(Problem description):
Leave the pictures out. Return all other data exactly.

(Data extract):
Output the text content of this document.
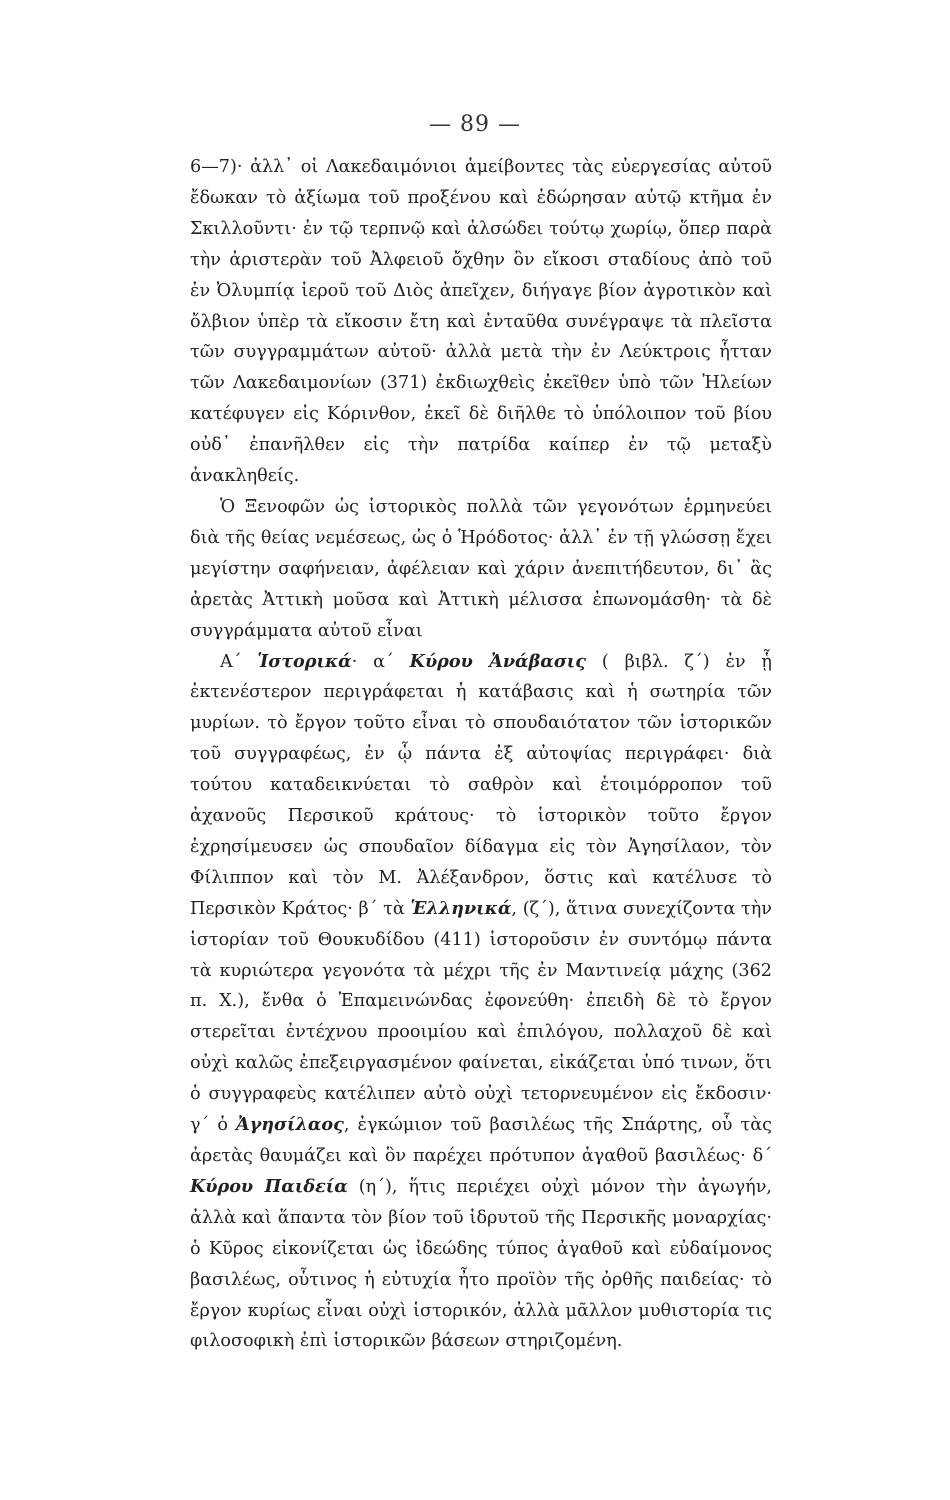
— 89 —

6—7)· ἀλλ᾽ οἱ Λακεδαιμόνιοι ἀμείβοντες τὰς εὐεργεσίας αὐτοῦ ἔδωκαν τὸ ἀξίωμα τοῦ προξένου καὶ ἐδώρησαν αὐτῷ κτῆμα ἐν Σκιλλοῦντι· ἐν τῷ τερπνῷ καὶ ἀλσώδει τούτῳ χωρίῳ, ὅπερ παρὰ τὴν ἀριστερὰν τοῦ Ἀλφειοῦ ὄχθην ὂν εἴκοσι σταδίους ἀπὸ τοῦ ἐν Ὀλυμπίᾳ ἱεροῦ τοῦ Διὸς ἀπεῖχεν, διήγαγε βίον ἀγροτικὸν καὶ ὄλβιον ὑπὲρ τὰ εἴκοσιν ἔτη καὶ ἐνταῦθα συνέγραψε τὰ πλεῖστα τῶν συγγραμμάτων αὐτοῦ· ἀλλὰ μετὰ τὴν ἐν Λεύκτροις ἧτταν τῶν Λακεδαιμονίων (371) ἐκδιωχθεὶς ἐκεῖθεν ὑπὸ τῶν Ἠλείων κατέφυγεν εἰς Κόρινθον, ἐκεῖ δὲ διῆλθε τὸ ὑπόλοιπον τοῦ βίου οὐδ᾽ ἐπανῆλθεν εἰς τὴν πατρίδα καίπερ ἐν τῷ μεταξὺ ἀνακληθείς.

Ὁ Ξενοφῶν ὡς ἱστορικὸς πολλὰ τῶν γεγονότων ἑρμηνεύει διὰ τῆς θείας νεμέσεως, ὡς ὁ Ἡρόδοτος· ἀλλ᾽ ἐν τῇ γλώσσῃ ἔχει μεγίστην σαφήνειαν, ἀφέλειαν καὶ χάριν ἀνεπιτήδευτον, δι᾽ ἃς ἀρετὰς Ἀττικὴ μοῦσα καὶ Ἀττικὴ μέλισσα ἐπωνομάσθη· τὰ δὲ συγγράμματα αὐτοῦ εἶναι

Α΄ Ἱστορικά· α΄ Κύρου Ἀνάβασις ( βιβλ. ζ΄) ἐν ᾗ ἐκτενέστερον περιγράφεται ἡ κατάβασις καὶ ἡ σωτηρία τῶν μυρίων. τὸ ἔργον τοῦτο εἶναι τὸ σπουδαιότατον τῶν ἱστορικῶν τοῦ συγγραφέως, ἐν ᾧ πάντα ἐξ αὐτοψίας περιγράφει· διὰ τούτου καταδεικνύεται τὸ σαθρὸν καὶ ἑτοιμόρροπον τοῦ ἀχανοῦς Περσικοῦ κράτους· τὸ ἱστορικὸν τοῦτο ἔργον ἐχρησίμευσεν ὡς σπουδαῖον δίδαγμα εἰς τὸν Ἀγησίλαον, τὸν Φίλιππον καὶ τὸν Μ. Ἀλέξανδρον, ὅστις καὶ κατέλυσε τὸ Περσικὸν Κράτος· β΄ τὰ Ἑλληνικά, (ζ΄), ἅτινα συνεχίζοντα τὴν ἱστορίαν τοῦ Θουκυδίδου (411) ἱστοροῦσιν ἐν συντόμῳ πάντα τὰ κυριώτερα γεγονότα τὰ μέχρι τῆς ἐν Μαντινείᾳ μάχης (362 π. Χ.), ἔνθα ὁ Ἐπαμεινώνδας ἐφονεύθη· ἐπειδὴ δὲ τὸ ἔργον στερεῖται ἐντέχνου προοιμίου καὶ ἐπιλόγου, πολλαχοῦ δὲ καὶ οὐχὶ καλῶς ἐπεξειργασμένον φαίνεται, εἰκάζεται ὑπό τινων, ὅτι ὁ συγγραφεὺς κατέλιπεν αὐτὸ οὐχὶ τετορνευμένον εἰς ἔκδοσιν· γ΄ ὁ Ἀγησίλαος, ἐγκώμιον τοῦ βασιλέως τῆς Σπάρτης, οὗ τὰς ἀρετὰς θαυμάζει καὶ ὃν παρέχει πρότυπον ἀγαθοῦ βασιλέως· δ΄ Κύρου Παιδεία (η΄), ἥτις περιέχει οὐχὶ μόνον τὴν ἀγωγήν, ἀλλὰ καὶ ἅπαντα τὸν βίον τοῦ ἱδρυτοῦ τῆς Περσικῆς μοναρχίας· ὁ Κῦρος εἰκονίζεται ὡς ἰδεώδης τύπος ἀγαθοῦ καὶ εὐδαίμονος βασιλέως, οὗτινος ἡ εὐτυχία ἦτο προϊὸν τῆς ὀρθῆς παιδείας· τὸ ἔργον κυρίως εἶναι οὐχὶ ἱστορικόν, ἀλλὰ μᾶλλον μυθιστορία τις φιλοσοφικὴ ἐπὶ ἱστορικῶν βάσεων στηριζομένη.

(Result of the exercise):
Output the text content of this document.
— 89 —

6—7)· ἀλλ᾽ οἱ Λακεδαιμόνιοι ἀμείβοντες τὰς εὐεργεσίας αὐτοῦ ἔδωκαν τὸ ἀξίωμα τοῦ προξένου καὶ ἐδώρησαν αὐτῷ κτῆμα ἐν Σκιλλοῦντι· ἐν τῷ τερπνῷ καὶ ἀλσώδει τούτῳ χωρίῳ, ὅπερ παρὰ τὴν ἀριστερὰν τοῦ Ἀλφειοῦ ὄχθην ὂν εἴκοσι σταδίους ἀπὸ τοῦ ἐν Ὀλυμπίᾳ ἱεροῦ τοῦ Διὸς ἀπεῖχεν, διήγαγε βίον ἀγροτικὸν καὶ ὄλβιον ὑπὲρ τὰ εἴκοσιν ἔτη καὶ ἐνταῦθα συνέγραψε τὰ πλεῖστα τῶν συγγραμμάτων αὐτοῦ· ἀλλὰ μετὰ τὴν ἐν Λεύκτροις ἧτταν τῶν Λακεδαιμονίων (371) ἐκδιωχθεὶς ἐκεῖθεν ὑπὸ τῶν Ἠλείων κατέφυγεν εἰς Κόρινθον, ἐκεῖ δὲ διῆλθε τὸ ὑπόλοιπον τοῦ βίου οὐδ᾽ ἐπανῆλθεν εἰς τὴν πατρίδα καίπερ ἐν τῷ μεταξὺ ἀνακληθείς.

Ὁ Ξενοφῶν ὡς ἱστορικὸς πολλὰ τῶν γεγονότων ἑρμηνεύει διὰ τῆς θείας νεμέσεως, ὡς ὁ Ἡρόδοτος· ἀλλ᾽ ἐν τῇ γλώσσῃ ἔχει μεγίστην σαφήνειαν, ἀφέλειαν καὶ χάριν ἀνεπιτήδευτον, δι᾽ ἃς ἀρετὰς Ἀττικὴ μοῦσα καὶ Ἀττικὴ μέλισσα ἐπωνομάσθη· τὰ δὲ συγγράμματα αὐτοῦ εἶναι

Α΄ Ἱστορικά· α΄ Κύρου Ἀνάβασις ( βιβλ. ζ΄) ἐν ᾗ ἐκτενέστερον περιγράφεται ἡ κατάβασις καὶ ἡ σωτηρία τῶν μυρίων. τὸ ἔργον τοῦτο εἶναι τὸ σπουδαιότατον τῶν ἱστορικῶν τοῦ συγγραφέως, ἐν ᾧ πάντα ἐξ αὐτοψίας περιγράφει· διὰ τούτου καταδεικνύεται τὸ σαθρὸν καὶ ἑτοιμόρροπον τοῦ ἀχανοῦς Περσικοῦ κράτους· τὸ ἱστορικὸν τοῦτο ἔργον ἐχρησίμευσεν ὡς σπουδαῖον δίδαγμα εἰς τὸν Ἀγησίλαον, τὸν Φίλιππον καὶ τὸν Μ. Ἀλέξανδρον, ὅστις καὶ κατέλυσε τὸ Περσικὸν Κράτος· β΄ τὰ Ἑλληνικά, (ζ΄), ἅτινα συνεχίζοντα τὴν ἱστορίαν τοῦ Θουκυδίδου (411) ἱστοροῦσιν ἐν συντόμῳ πάντα τὰ κυριώτερα γεγονότα τὰ μέχρι τῆς ἐν Μαντινείᾳ μάχης (362 π. Χ.), ἔνθα ὁ Ἐπαμεινώνδας ἐφονεύθη· ἐπειδὴ δὲ τὸ ἔργον στερεῖται ἐντέχνου προοιμίου καὶ ἐπιλόγου, πολλαχοῦ δὲ καὶ οὐχὶ καλῶς ἐπεξειργασμένον φαίνεται, εἰκάζεται ὑπό τινων, ὅτι ὁ συγγραφεὺς κατέλιπεν αὐτὸ οὐχὶ τετορνευμένον εἰς ἔκδοσιν· γ΄ ὁ Ἀγησίλαος, ἐγκώμιον τοῦ βασιλέως τῆς Σπάρτης, οὗ τὰς ἀρετὰς θαυμάζει καὶ ὃν παρέχει πρότυπον ἀγαθοῦ βασιλέως· δ΄ Κύρου Παιδεία (η΄), ἥτις περιέχει οὐχὶ μόνον τὴν ἀγωγήν, ἀλλὰ καὶ ἅπαντα τὸν βίον τοῦ ἱδρυτοῦ τῆς Περσικῆς μοναρχίας· ὁ Κῦρος εἰκονίζεται ὡς ἰδεώδης τύπος ἀγαθοῦ καὶ εὐδαίμονος βασιλέως, οὗτινος ἡ εὐτυχία ἦτο προϊὸν τῆς ὀρθῆς παιδείας· τὸ ἔργον κυρίως εἶναι οὐχὶ ἱστορικόν, ἀλλὰ μᾶλλον μυθιστορία τις φιλοσοφικὴ ἐπὶ ἱστορικῶν βάσεων στηριζομένη.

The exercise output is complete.